What this task involves: Below is the data. Give it again, complete and exact.
[Begin Records for the exercise]
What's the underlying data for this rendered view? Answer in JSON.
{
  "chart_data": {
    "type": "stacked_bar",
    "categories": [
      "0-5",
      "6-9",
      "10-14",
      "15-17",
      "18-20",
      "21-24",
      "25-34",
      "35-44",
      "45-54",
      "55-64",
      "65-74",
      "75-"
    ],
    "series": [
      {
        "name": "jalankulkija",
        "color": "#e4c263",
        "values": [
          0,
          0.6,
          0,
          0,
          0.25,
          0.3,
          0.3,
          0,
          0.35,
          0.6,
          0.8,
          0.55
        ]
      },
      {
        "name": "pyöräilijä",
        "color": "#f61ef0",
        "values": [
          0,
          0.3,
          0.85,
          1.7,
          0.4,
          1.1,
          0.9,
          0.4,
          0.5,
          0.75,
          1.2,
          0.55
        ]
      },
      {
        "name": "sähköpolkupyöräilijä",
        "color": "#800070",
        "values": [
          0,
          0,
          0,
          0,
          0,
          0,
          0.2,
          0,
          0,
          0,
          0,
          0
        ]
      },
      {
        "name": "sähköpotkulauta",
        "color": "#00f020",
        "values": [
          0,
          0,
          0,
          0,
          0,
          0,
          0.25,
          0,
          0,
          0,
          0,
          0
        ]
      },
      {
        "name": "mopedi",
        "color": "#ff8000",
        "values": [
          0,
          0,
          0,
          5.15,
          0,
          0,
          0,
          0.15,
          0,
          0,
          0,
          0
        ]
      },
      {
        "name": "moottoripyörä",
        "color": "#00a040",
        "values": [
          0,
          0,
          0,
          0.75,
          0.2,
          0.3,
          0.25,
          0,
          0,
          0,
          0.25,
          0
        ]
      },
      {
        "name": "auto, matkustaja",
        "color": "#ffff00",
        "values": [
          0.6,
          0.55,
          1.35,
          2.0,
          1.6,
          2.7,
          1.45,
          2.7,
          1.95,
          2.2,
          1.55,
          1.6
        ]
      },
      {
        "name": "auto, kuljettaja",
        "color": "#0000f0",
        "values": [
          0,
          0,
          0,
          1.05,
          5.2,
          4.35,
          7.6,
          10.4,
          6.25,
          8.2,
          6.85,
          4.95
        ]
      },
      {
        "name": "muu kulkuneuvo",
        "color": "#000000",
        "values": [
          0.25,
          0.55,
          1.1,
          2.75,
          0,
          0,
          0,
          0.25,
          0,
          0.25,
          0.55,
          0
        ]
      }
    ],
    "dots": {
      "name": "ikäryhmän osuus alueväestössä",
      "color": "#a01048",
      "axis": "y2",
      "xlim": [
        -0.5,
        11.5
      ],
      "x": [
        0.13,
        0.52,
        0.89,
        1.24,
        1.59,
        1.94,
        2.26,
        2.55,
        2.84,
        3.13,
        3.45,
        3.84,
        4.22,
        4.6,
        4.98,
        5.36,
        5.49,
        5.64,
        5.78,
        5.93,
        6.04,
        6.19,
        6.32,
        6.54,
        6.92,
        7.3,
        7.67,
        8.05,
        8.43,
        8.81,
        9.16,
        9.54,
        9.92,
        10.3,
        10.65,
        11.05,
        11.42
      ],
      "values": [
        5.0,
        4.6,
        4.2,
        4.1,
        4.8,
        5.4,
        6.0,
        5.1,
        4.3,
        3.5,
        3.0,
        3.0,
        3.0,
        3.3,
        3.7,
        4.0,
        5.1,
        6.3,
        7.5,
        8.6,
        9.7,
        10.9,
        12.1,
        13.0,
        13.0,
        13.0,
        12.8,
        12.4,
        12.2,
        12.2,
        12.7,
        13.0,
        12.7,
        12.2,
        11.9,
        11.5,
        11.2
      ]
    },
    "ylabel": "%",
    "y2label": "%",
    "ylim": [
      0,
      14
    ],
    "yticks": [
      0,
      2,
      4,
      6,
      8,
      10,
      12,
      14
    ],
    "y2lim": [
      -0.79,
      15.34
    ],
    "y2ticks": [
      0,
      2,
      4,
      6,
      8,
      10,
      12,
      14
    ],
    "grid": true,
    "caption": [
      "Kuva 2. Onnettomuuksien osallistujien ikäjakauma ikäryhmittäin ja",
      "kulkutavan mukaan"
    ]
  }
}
[End Records for the exercise]
Written reply:
What's the underlying data for this rendered view? Answer in JSON.
{
  "chart_data": {
    "type": "stacked_bar",
    "categories": [
      "0-5",
      "6-9",
      "10-14",
      "15-17",
      "18-20",
      "21-24",
      "25-34",
      "35-44",
      "45-54",
      "55-64",
      "65-74",
      "75-"
    ],
    "series": [
      {
        "name": "jalankulkija",
        "color": "#e4c263",
        "values": [
          0,
          0.6,
          0,
          0,
          0.25,
          0.3,
          0.3,
          0,
          0.35,
          0.6,
          0.8,
          0.55
        ]
      },
      {
        "name": "pyöräilijä",
        "color": "#f61ef0",
        "values": [
          0,
          0.3,
          0.85,
          1.7,
          0.4,
          1.1,
          0.9,
          0.4,
          0.5,
          0.75,
          1.2,
          0.55
        ]
      },
      {
        "name": "sähköpolkupyöräilijä",
        "color": "#800070",
        "values": [
          0,
          0,
          0,
          0,
          0,
          0,
          0.2,
          0,
          0,
          0,
          0,
          0
        ]
      },
      {
        "name": "sähköpotkulauta",
        "color": "#00f020",
        "values": [
          0,
          0,
          0,
          0,
          0,
          0,
          0.25,
          0,
          0,
          0,
          0,
          0
        ]
      },
      {
        "name": "mopedi",
        "color": "#ff8000",
        "values": [
          0,
          0,
          0,
          5.15,
          0,
          0,
          0,
          0.15,
          0,
          0,
          0,
          0
        ]
      },
      {
        "name": "moottoripyörä",
        "color": "#00a040",
        "values": [
          0,
          0,
          0,
          0.75,
          0.2,
          0.3,
          0.25,
          0,
          0,
          0,
          0.25,
          0
        ]
      },
      {
        "name": "auto, matkustaja",
        "color": "#ffff00",
        "values": [
          0.6,
          0.55,
          1.35,
          2.0,
          1.6,
          2.7,
          1.45,
          2.7,
          1.95,
          2.2,
          1.55,
          1.6
        ]
      },
      {
        "name": "auto, kuljettaja",
        "color": "#0000f0",
        "values": [
          0,
          0,
          0,
          1.05,
          5.2,
          4.35,
          7.6,
          10.4,
          6.25,
          8.2,
          6.85,
          4.95
        ]
      },
      {
        "name": "muu kulkuneuvo",
        "color": "#000000",
        "values": [
          0.25,
          0.55,
          1.1,
          2.75,
          0,
          0,
          0,
          0.25,
          0,
          0.25,
          0.55,
          0
        ]
      }
    ],
    "dots": {
      "name": "ikäryhmän osuus alueväestössä",
      "color": "#a01048",
      "axis": "y2",
      "xlim": [
        -0.5,
        11.5
      ],
      "x": [
        0.13,
        0.52,
        0.89,
        1.24,
        1.59,
        1.94,
        2.26,
        2.55,
        2.84,
        3.13,
        3.45,
        3.84,
        4.22,
        4.6,
        4.98,
        5.36,
        5.49,
        5.64,
        5.78,
        5.93,
        6.04,
        6.19,
        6.32,
        6.54,
        6.92,
        7.3,
        7.67,
        8.05,
        8.43,
        8.81,
        9.16,
        9.54,
        9.92,
        10.3,
        10.65,
        11.05,
        11.42
      ],
      "values": [
        5.0,
        4.6,
        4.2,
        4.1,
        4.8,
        5.4,
        6.0,
        5.1,
        4.3,
        3.5,
        3.0,
        3.0,
        3.0,
        3.3,
        3.7,
        4.0,
        5.1,
        6.3,
        7.5,
        8.6,
        9.7,
        10.9,
        12.1,
        13.0,
        13.0,
        13.0,
        12.8,
        12.4,
        12.2,
        12.2,
        12.7,
        13.0,
        12.7,
        12.2,
        11.9,
        11.5,
        11.2
      ]
    },
    "ylabel": "%",
    "y2label": "%",
    "ylim": [
      0,
      14
    ],
    "yticks": [
      0,
      2,
      4,
      6,
      8,
      10,
      12,
      14
    ],
    "y2lim": [
      -0.79,
      15.34
    ],
    "y2ticks": [
      0,
      2,
      4,
      6,
      8,
      10,
      12,
      14
    ],
    "grid": true,
    "caption": [
      "Kuva 2. Onnettomuuksien osallistujien ikäjakauma ikäryhmittäin ja",
      "kulkutavan mukaan"
    ]
  }
}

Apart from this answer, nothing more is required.